(Figure record listings)
++++++++++

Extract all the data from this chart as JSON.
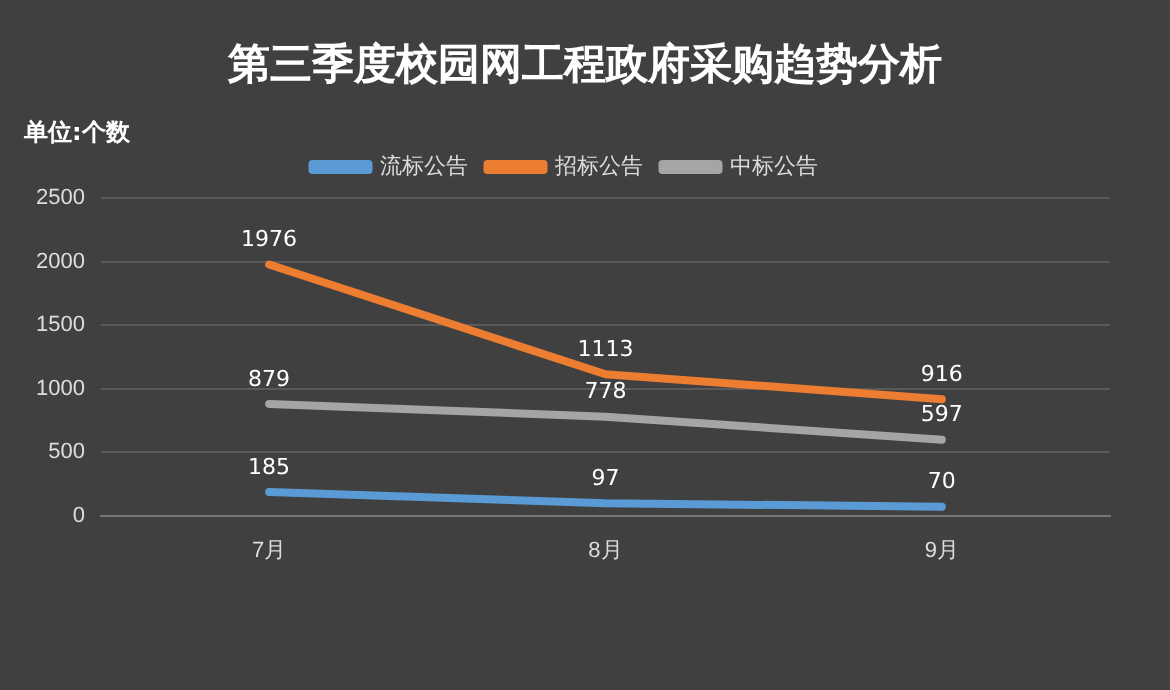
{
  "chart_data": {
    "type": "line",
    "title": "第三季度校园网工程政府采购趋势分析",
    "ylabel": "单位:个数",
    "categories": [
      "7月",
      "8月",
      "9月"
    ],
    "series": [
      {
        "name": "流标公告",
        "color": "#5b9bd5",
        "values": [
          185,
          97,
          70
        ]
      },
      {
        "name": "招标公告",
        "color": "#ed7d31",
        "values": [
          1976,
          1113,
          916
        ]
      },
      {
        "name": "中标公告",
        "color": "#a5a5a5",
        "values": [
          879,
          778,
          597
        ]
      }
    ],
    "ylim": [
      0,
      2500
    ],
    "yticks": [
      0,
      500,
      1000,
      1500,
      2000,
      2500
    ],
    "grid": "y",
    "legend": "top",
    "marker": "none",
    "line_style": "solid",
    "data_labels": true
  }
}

++++++++++

▸ **Task brief**
Without including any pictures, print each record exactly.

▸ **Result of the exercise**
Extract all the data from this chart as JSON.
{
  "chart_data": {
    "type": "line",
    "title": "第三季度校园网工程政府采购趋势分析",
    "ylabel": "单位:个数",
    "categories": [
      "7月",
      "8月",
      "9月"
    ],
    "series": [
      {
        "name": "流标公告",
        "color": "#5b9bd5",
        "values": [
          185,
          97,
          70
        ]
      },
      {
        "name": "招标公告",
        "color": "#ed7d31",
        "values": [
          1976,
          1113,
          916
        ]
      },
      {
        "name": "中标公告",
        "color": "#a5a5a5",
        "values": [
          879,
          778,
          597
        ]
      }
    ],
    "ylim": [
      0,
      2500
    ],
    "yticks": [
      0,
      500,
      1000,
      1500,
      2000,
      2500
    ],
    "grid": "y",
    "legend": "top",
    "marker": "none",
    "line_style": "solid",
    "data_labels": true
  }
}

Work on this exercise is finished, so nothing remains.